→ **Given problem**
Leave out the pictures and reproduce all of the data exactly.

§

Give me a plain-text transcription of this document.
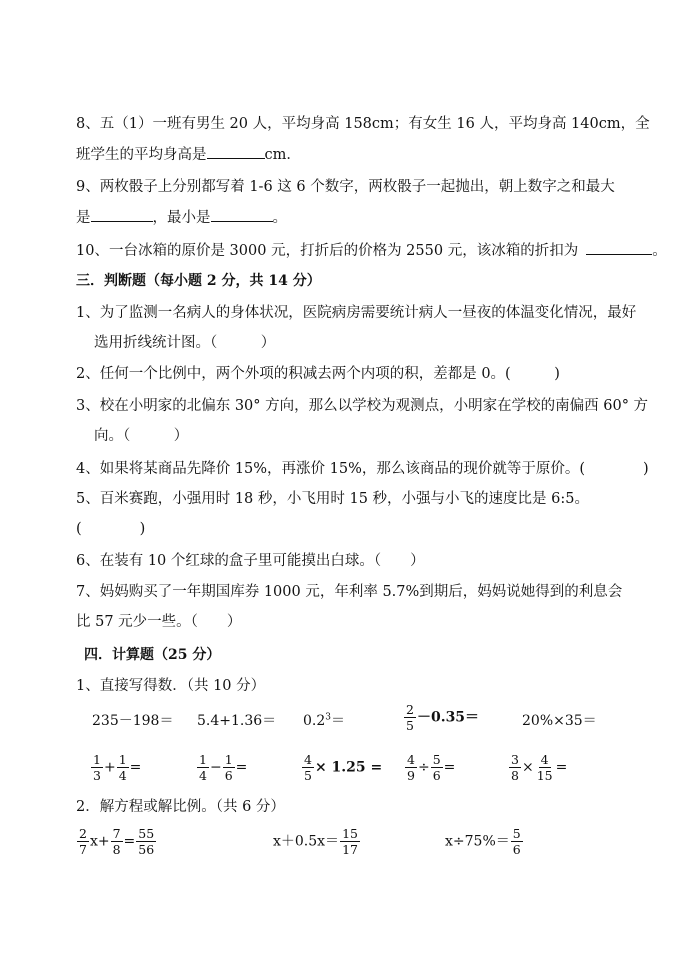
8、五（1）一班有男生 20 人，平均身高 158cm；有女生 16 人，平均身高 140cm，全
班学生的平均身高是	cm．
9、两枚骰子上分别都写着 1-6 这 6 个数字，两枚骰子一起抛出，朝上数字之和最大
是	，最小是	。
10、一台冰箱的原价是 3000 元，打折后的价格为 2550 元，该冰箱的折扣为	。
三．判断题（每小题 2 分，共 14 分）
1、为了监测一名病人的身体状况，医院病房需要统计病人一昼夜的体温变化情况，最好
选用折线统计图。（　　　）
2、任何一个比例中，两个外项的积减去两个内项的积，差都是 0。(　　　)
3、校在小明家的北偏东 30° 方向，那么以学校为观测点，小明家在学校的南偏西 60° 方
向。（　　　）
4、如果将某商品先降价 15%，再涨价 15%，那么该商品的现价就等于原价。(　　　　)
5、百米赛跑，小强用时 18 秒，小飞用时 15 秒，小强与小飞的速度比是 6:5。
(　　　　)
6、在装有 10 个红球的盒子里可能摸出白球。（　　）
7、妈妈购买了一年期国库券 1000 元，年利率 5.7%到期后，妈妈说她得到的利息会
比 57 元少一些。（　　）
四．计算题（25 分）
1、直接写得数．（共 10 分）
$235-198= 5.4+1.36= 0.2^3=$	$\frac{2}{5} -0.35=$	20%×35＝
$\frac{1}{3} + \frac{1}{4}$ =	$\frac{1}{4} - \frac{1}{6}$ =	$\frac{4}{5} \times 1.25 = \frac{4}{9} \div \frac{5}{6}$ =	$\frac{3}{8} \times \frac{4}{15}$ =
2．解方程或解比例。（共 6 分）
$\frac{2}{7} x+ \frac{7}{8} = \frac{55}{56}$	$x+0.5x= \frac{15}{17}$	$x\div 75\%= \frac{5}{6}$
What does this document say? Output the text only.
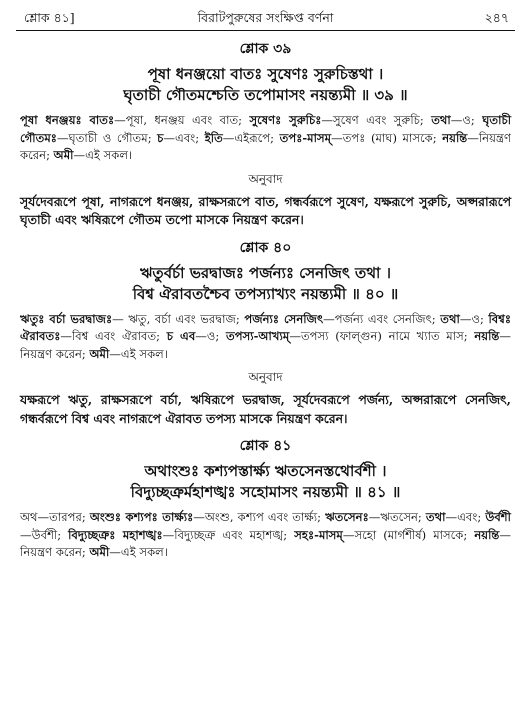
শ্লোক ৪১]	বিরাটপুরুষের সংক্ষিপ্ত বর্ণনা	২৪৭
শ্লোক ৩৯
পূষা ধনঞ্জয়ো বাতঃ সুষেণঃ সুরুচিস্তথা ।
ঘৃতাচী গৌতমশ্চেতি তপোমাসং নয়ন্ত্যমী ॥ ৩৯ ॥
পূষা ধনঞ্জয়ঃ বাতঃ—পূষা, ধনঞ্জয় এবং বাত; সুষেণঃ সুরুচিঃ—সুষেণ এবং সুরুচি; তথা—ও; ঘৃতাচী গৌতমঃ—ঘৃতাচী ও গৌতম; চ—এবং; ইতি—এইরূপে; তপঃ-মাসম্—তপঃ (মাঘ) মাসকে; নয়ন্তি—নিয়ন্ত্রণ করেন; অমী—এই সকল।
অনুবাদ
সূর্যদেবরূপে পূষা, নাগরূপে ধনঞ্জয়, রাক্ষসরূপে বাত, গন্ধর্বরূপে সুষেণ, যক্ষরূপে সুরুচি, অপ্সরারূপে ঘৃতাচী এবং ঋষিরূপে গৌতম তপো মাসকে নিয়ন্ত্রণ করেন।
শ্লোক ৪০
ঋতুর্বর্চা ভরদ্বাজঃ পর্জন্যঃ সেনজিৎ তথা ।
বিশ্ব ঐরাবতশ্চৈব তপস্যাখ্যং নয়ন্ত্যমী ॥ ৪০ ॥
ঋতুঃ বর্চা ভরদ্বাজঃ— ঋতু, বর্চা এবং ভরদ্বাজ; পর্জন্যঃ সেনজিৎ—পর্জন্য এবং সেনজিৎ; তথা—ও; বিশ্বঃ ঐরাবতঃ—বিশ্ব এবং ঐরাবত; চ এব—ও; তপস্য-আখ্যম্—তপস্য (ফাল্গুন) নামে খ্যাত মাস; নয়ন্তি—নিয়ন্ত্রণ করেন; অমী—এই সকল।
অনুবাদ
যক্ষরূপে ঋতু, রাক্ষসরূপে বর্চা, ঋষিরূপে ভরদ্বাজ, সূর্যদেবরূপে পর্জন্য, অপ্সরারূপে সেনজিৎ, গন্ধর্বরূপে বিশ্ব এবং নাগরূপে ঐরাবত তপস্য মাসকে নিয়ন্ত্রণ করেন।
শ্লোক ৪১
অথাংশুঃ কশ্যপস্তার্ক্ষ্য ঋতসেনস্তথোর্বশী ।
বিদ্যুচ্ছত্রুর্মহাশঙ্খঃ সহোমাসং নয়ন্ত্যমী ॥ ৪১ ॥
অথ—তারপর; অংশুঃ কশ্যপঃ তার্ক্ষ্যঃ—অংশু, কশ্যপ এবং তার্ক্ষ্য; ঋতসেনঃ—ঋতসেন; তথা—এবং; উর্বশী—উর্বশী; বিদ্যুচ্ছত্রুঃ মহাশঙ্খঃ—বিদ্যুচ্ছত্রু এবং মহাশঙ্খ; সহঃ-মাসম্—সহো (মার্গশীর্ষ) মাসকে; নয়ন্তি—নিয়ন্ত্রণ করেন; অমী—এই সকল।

§

→ **Exercise result**
Give me a plain-text transcription of this document.
8、五（1）一班有男生 20 人，平均身高 158cm；有女生 16 人，平均身高 140cm，全
班学生的平均身高是	cm．
9、两枚骰子上分别都写着 1-6 这 6 个数字，两枚骰子一起抛出，朝上数字之和最大
是	，最小是	。
10、一台冰箱的原价是 3000 元，打折后的价格为 2550 元，该冰箱的折扣为	。
三．判断题（每小题 2 分，共 14 分）
1、为了监测一名病人的身体状况，医院病房需要统计病人一昼夜的体温变化情况，最好
选用折线统计图。（　　　）
2、任何一个比例中，两个外项的积减去两个内项的积，差都是 0。(　　　)
3、校在小明家的北偏东 30° 方向，那么以学校为观测点，小明家在学校的南偏西 60° 方
向。（　　　）
4、如果将某商品先降价 15%，再涨价 15%，那么该商品的现价就等于原价。(　　　　)
5、百米赛跑，小强用时 18 秒，小飞用时 15 秒，小强与小飞的速度比是 6:5。
(　　　　)
6、在装有 10 个红球的盒子里可能摸出白球。（　　）
7、妈妈购买了一年期国库券 1000 元，年利率 5.7%到期后，妈妈说她得到的利息会
比 57 元少一些。（　　）
四．计算题（25 分）
1、直接写得数．（共 10 分）
$235-198= 5.4+1.36= 0.2^3=$	$\frac{2}{5} -0.35=$	20%×35＝
$\frac{1}{3} + \frac{1}{4}$ =	$\frac{1}{4} - \frac{1}{6}$ =	$\frac{4}{5} \times 1.25 = \frac{4}{9} \div \frac{5}{6}$ =	$\frac{3}{8} \times \frac{4}{15}$ =
2．解方程或解比例。（共 6 分）
$\frac{2}{7} x+ \frac{7}{8} = \frac{55}{56}$	$x+0.5x= \frac{15}{17}$	$x\div 75\%= \frac{5}{6}$
What does this document say? Output the text only.
শ্লোক ৪১]	বিরাটপুরুষের সংক্ষিপ্ত বর্ণনা	২৪৭
শ্লোক ৩৯
পূষা ধনঞ্জয়ো বাতঃ সুষেণঃ সুরুচিস্তথা ।
ঘৃতাচী গৌতমশ্চেতি তপোমাসং নয়ন্ত্যমী ॥ ৩৯ ॥
পূষা ধনঞ্জয়ঃ বাতঃ—পূষা, ধনঞ্জয় এবং বাত; সুষেণঃ সুরুচিঃ—সুষেণ এবং সুরুচি; তথা—ও; ঘৃতাচী গৌতমঃ—ঘৃতাচী ও গৌতম; চ—এবং; ইতি—এইরূপে; তপঃ-মাসম্—তপঃ (মাঘ) মাসকে; নয়ন্তি—নিয়ন্ত্রণ করেন; অমী—এই সকল।
অনুবাদ
সূর্যদেবরূপে পূষা, নাগরূপে ধনঞ্জয়, রাক্ষসরূপে বাত, গন্ধর্বরূপে সুষেণ, যক্ষরূপে সুরুচি, অপ্সরারূপে ঘৃতাচী এবং ঋষিরূপে গৌতম তপো মাসকে নিয়ন্ত্রণ করেন।
শ্লোক ৪০
ঋতুর্বর্চা ভরদ্বাজঃ পর্জন্যঃ সেনজিৎ তথা ।
বিশ্ব ঐরাবতশ্চৈব তপস্যাখ্যং নয়ন্ত্যমী ॥ ৪০ ॥
ঋতুঃ বর্চা ভরদ্বাজঃ— ঋতু, বর্চা এবং ভরদ্বাজ; পর্জন্যঃ সেনজিৎ—পর্জন্য এবং সেনজিৎ; তথা—ও; বিশ্বঃ ঐরাবতঃ—বিশ্ব এবং ঐরাবত; চ এব—ও; তপস্য-আখ্যম্—তপস্য (ফাল্গুন) নামে খ্যাত মাস; নয়ন্তি—নিয়ন্ত্রণ করেন; অমী—এই সকল।
অনুবাদ
যক্ষরূপে ঋতু, রাক্ষসরূপে বর্চা, ঋষিরূপে ভরদ্বাজ, সূর্যদেবরূপে পর্জন্য, অপ্সরারূপে সেনজিৎ, গন্ধর্বরূপে বিশ্ব এবং নাগরূপে ঐরাবত তপস্য মাসকে নিয়ন্ত্রণ করেন।
শ্লোক ৪১
অথাংশুঃ কশ্যপস্তার্ক্ষ্য ঋতসেনস্তথোর্বশী ।
বিদ্যুচ্ছত্রুর্মহাশঙ্খঃ সহোমাসং নয়ন্ত্যমী ॥ ৪১ ॥
অথ—তারপর; অংশুঃ কশ্যপঃ তার্ক্ষ্যঃ—অংশু, কশ্যপ এবং তার্ক্ষ্য; ঋতসেনঃ—ঋতসেন; তথা—এবং; উর্বশী—উর্বশী; বিদ্যুচ্ছত্রুঃ মহাশঙ্খঃ—বিদ্যুচ্ছত্রু এবং মহাশঙ্খ; সহঃ-মাসম্—সহো (মার্গশীর্ষ) মাসকে; নয়ন্তি—নিয়ন্ত্রণ করেন; অমী—এই সকল।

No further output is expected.